Check every line of the entries for "color", and copy the lines that hold it.
* begin Information provided *
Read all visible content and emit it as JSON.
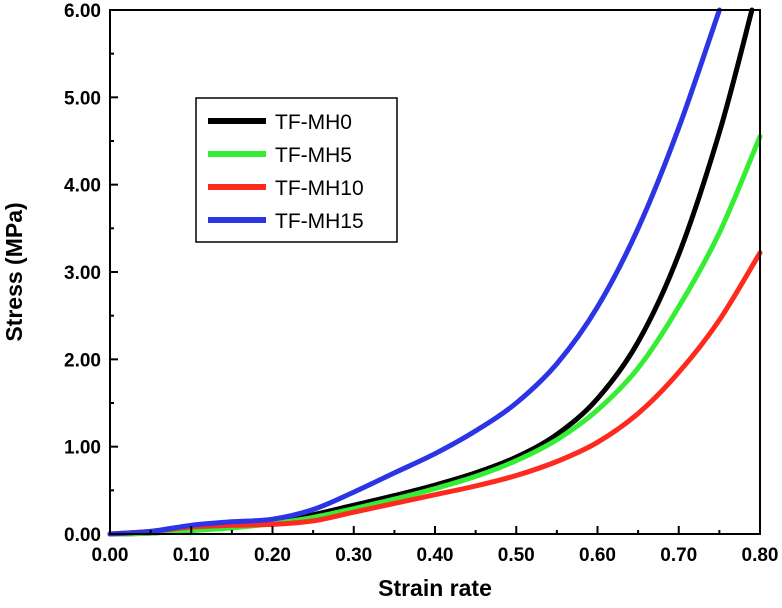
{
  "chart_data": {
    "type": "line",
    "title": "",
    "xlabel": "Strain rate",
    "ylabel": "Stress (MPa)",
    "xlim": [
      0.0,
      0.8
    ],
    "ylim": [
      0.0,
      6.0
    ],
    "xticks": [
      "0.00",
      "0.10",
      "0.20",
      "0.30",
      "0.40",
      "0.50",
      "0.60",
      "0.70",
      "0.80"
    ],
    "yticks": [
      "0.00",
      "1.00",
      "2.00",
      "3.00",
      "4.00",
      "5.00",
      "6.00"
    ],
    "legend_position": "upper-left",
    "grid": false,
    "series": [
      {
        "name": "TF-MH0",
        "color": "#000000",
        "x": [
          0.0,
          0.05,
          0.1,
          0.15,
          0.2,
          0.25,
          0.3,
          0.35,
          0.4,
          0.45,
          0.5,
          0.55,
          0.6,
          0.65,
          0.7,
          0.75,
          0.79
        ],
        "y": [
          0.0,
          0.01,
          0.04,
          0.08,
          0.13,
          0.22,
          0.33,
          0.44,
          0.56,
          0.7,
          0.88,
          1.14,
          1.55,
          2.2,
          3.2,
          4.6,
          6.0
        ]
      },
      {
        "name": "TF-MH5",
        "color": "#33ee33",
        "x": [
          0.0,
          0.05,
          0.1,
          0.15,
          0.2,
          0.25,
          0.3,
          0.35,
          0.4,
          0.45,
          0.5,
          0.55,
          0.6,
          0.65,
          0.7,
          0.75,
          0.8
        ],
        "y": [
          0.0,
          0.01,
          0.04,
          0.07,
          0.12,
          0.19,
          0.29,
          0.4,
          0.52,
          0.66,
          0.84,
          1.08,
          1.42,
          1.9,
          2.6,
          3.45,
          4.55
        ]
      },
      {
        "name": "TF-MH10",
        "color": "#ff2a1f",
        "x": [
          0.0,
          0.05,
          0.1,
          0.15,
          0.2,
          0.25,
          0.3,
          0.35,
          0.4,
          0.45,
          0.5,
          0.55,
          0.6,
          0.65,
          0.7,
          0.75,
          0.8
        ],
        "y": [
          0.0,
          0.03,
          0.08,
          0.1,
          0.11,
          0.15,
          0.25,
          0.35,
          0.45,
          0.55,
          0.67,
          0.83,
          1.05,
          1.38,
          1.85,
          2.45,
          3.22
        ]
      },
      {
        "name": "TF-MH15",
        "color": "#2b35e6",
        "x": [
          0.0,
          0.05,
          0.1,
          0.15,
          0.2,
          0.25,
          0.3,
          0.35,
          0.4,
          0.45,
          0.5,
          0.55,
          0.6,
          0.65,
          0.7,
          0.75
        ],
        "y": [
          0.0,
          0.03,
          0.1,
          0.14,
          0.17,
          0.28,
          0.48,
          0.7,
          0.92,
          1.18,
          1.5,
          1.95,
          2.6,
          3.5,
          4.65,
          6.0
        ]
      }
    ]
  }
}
* end Information provided *
» **Response to the task**
        "color": "#000000",
        "color": "#33ee33",
        "color": "#ff2a1f",
        "color": "#2b35e6",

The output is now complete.